[Dataset records]

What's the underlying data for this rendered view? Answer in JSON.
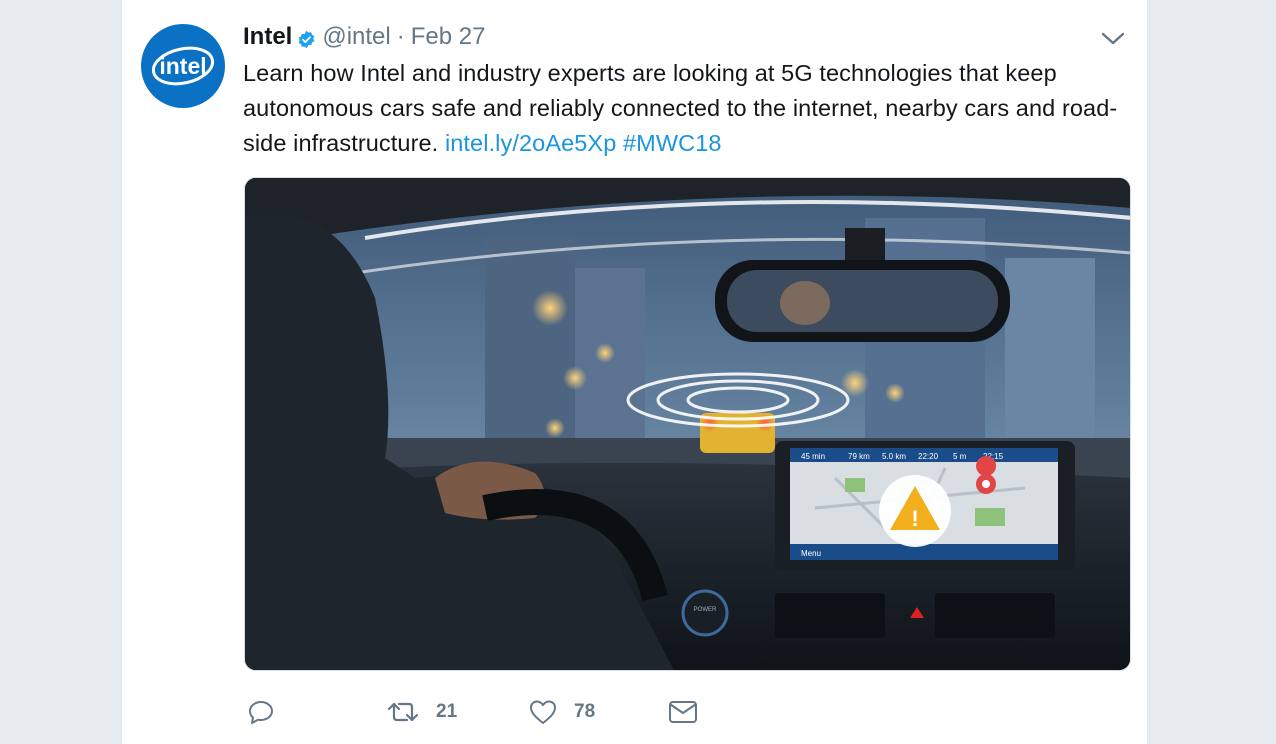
{
  "tweet": {
    "author_name": "Intel",
    "verified": true,
    "handle": "@intel",
    "separator": "·",
    "date": "Feb 27",
    "avatar_text": "intel",
    "text": "Learn how Intel and industry experts are looking at 5G technologies that keep autonomous cars safe and reliably connected to the internet, nearby cars and road-side infrastructure. ",
    "link": "intel.ly/2oAe5Xp",
    "hashtag": "#MWC18",
    "media": {
      "screen_labels": [
        "45 min",
        "79 km",
        "5.0 km",
        "22:20",
        "5 m",
        "22:15"
      ],
      "menu_label": "Menu",
      "power_label": "POWER"
    }
  },
  "actions": {
    "reply_icon": "reply-icon",
    "retweet_icon": "retweet-icon",
    "retweet_count": "21",
    "like_icon": "heart-icon",
    "like_count": "78",
    "dm_icon": "envelope-icon"
  },
  "colors": {
    "background": "#e6ecf0",
    "link": "#1b95e0",
    "secondary_text": "#657786",
    "intel_blue": "#0a71c5"
  }
}
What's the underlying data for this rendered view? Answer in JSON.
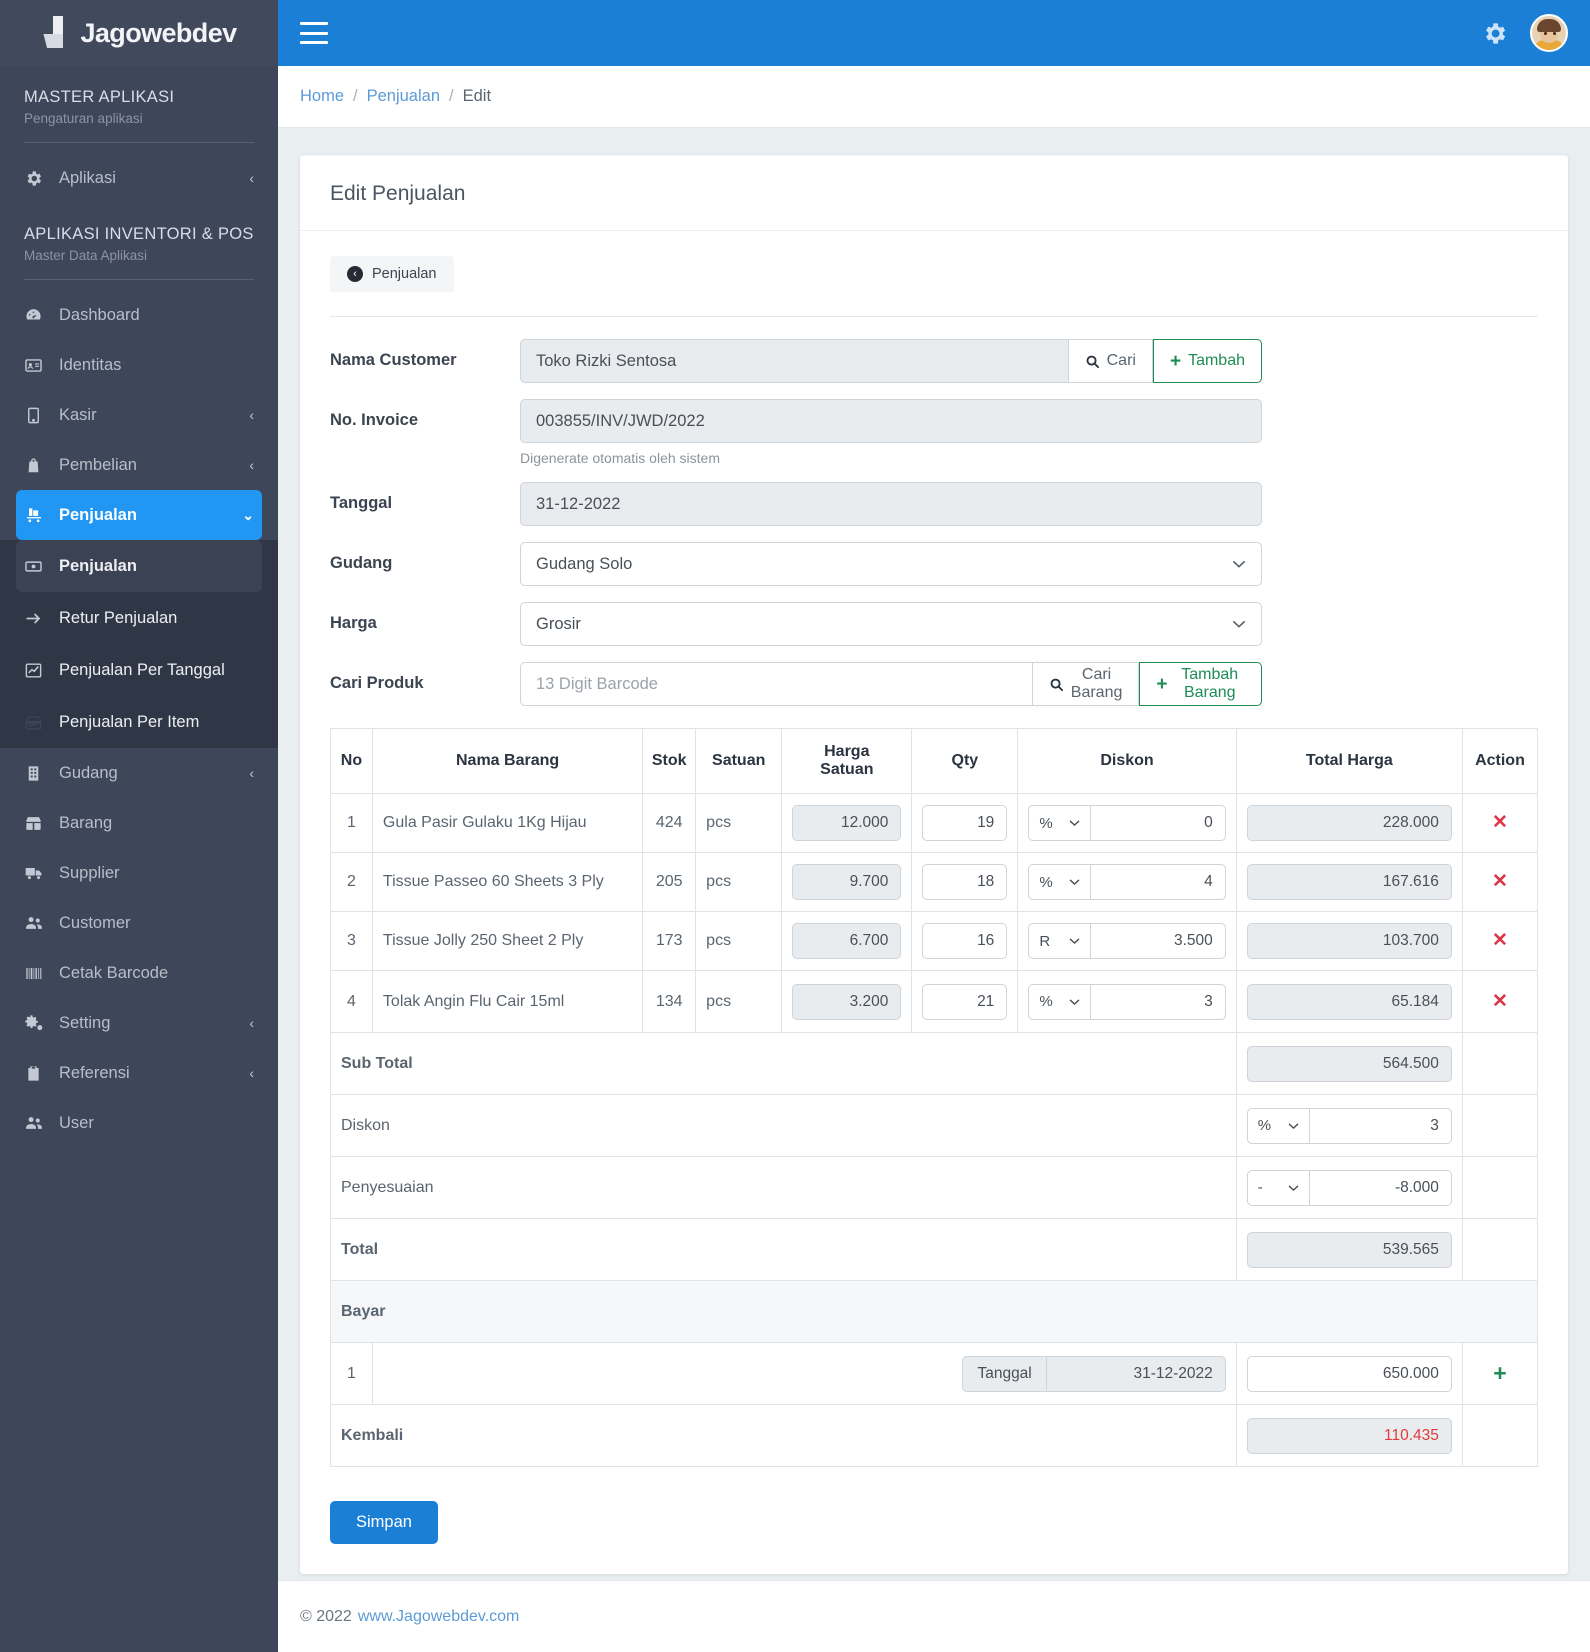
{
  "brand": {
    "name": "Jagowebdev",
    "logo_icon": "jagowebdev-logo-icon"
  },
  "topbar": {
    "menu_icon": "hamburger-icon",
    "settings_icon": "gear-icon",
    "avatar_icon": "user-avatar-icon"
  },
  "breadcrumb": {
    "home": "Home",
    "section": "Penjualan",
    "current": "Edit",
    "separator": "/"
  },
  "sidebar": {
    "sections": [
      {
        "title": "MASTER APLIKASI",
        "subtitle": "Pengaturan aplikasi"
      },
      {
        "title": "APLIKASI INVENTORI & POS",
        "subtitle": "Master Data Aplikasi"
      }
    ],
    "master_items": [
      {
        "label": "Aplikasi",
        "icon": "gear-icon",
        "caret": "‹"
      }
    ],
    "items": [
      {
        "label": "Dashboard",
        "icon": "dashboard-icon",
        "caret": ""
      },
      {
        "label": "Identitas",
        "icon": "id-card-icon",
        "caret": ""
      },
      {
        "label": "Kasir",
        "icon": "tablet-icon",
        "caret": "‹"
      },
      {
        "label": "Pembelian",
        "icon": "bag-icon",
        "caret": "‹"
      },
      {
        "label": "Penjualan",
        "icon": "cart-icon",
        "caret": "⌄",
        "active": true
      }
    ],
    "sub_items": [
      {
        "label": "Penjualan",
        "icon": "money-icon",
        "current": true
      },
      {
        "label": "Retur Penjualan",
        "icon": "arrow-right-icon"
      },
      {
        "label": "Penjualan Per Tanggal",
        "icon": "chart-line-icon"
      },
      {
        "label": "Penjualan Per Item",
        "icon": "box-chart-icon"
      }
    ],
    "items_tail": [
      {
        "label": "Gudang",
        "icon": "building-icon",
        "caret": "‹"
      },
      {
        "label": "Barang",
        "icon": "box-icon",
        "caret": ""
      },
      {
        "label": "Supplier",
        "icon": "truck-icon",
        "caret": ""
      },
      {
        "label": "Customer",
        "icon": "users-icon",
        "caret": ""
      },
      {
        "label": "Cetak Barcode",
        "icon": "barcode-icon",
        "caret": ""
      },
      {
        "label": "Setting",
        "icon": "gears-icon",
        "caret": "‹"
      },
      {
        "label": "Referensi",
        "icon": "clipboard-icon",
        "caret": "‹"
      },
      {
        "label": "User",
        "icon": "users-icon",
        "caret": ""
      }
    ]
  },
  "page": {
    "title": "Edit Penjualan",
    "back_button": "Penjualan",
    "back_icon": "arrow-left-circle-icon",
    "save_button": "Simpan"
  },
  "form": {
    "customer": {
      "label": "Nama Customer",
      "value": "Toko Rizki Sentosa",
      "search_button": "Cari",
      "search_icon": "search-icon",
      "add_button": "Tambah",
      "add_icon": "plus-icon"
    },
    "invoice": {
      "label": "No. Invoice",
      "value": "003855/INV/JWD/2022",
      "hint": "Digenerate otomatis oleh sistem"
    },
    "tanggal": {
      "label": "Tanggal",
      "value": "31-12-2022"
    },
    "gudang": {
      "label": "Gudang",
      "value": "Gudang Solo",
      "options": [
        "Gudang Solo"
      ]
    },
    "harga": {
      "label": "Harga",
      "value": "Grosir",
      "options": [
        "Grosir"
      ]
    },
    "cari_produk": {
      "label": "Cari Produk",
      "placeholder": "13 Digit Barcode",
      "value": "",
      "search_button": "Cari Barang",
      "search_icon": "search-icon",
      "add_button": "Tambah Barang",
      "add_icon": "plus-icon"
    }
  },
  "table": {
    "headers": [
      "No",
      "Nama Barang",
      "Stok",
      "Satuan",
      "Harga Satuan",
      "Qty",
      "Diskon",
      "Total Harga",
      "Action"
    ],
    "header_harga_line1": "Harga",
    "header_harga_line2": "Satuan",
    "delete_icon": "close-x-icon",
    "add_icon": "plus-icon",
    "rows": [
      {
        "no": "1",
        "nama": "Gula Pasir Gulaku 1Kg Hijau",
        "stok": "424",
        "satuan": "pcs",
        "harga": "12.000",
        "qty": "19",
        "diskon_type": "%",
        "diskon": "0",
        "total": "228.000"
      },
      {
        "no": "2",
        "nama": "Tissue Passeo 60 Sheets 3 Ply",
        "stok": "205",
        "satuan": "pcs",
        "harga": "9.700",
        "qty": "18",
        "diskon_type": "%",
        "diskon": "4",
        "total": "167.616"
      },
      {
        "no": "3",
        "nama": "Tissue Jolly 250 Sheet 2 Ply",
        "stok": "173",
        "satuan": "pcs",
        "harga": "6.700",
        "qty": "16",
        "diskon_type": "R",
        "diskon": "3.500",
        "total": "103.700"
      },
      {
        "no": "4",
        "nama": "Tolak Angin Flu Cair 15ml",
        "stok": "134",
        "satuan": "pcs",
        "harga": "3.200",
        "qty": "21",
        "diskon_type": "%",
        "diskon": "3",
        "total": "65.184"
      }
    ],
    "summary": {
      "subtotal_label": "Sub Total",
      "subtotal_value": "564.500",
      "diskon_label": "Diskon",
      "diskon_type": "%",
      "diskon_value": "3",
      "penyesuaian_label": "Penyesuaian",
      "penyesuaian_type": "-",
      "penyesuaian_value": "-8.000",
      "total_label": "Total",
      "total_value": "539.565",
      "bayar_label": "Bayar",
      "bayar_no": "1",
      "bayar_tanggal_label": "Tanggal",
      "bayar_tanggal_value": "31-12-2022",
      "bayar_value": "650.000",
      "kembali_label": "Kembali",
      "kembali_value": "110.435"
    },
    "diskon_options": [
      "%",
      "R"
    ],
    "penyesuaian_options": [
      "-",
      "+"
    ]
  },
  "footer": {
    "copyright": "© 2022",
    "link": "www.Jagowebdev.com"
  },
  "colors": {
    "accent": "#1c7fd6",
    "sidebar": "#3e4759",
    "active": "#2196f3",
    "green": "#1e8c54",
    "danger": "#dc3545",
    "kembali": "#e03b3b"
  }
}
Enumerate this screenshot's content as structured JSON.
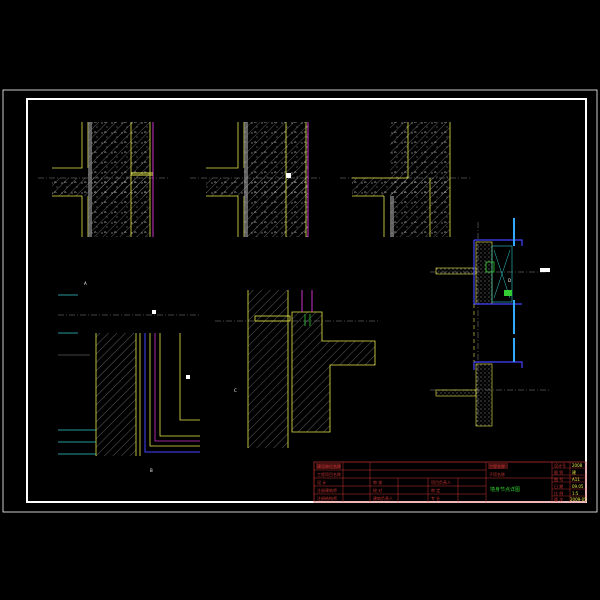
{
  "title_block": {
    "left_rows": [
      {
        "label": "建设单位名称",
        "value": ""
      },
      {
        "label": "工程项目名称",
        "value": ""
      },
      {
        "label": "设 计",
        "value": "审 核"
      },
      {
        "label": "注册建筑师",
        "value": "校 对"
      },
      {
        "label": "注册结构师",
        "value": "建筑负责人"
      }
    ],
    "mid_labels": [
      "项目负责人",
      "审 定",
      "专 业"
    ],
    "project_labels": [
      "工程名称",
      "子项名称"
    ],
    "drawing_title": "墙身节点详图",
    "right_labels": [
      "设计号",
      "图 别",
      "图 号",
      "日 期",
      "比 例",
      "版 次"
    ],
    "right_values": [
      "2008",
      "建",
      "A11",
      "09.05",
      "1:5",
      "2009-05"
    ]
  },
  "annotations": {
    "note_a": "A",
    "note_b": "B",
    "note_c": "C",
    "note_d": "D"
  },
  "colors": {
    "frame": "#ffffff",
    "wall_outline": "#e8e84a",
    "hatch": "#b8b8b8",
    "membrane": "#cc33cc",
    "glass": "#33aaff",
    "blue_line": "#4444ff",
    "dim_cyan": "#33cccc",
    "title_red": "#cc3333",
    "title_green": "#33cc33"
  }
}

_Problem details_. Return each line of the data that contains the string "arrow".

_Solution_.
        "icon": "arrow-right-icon"
    "back_icon": "arrow-left-circle-icon",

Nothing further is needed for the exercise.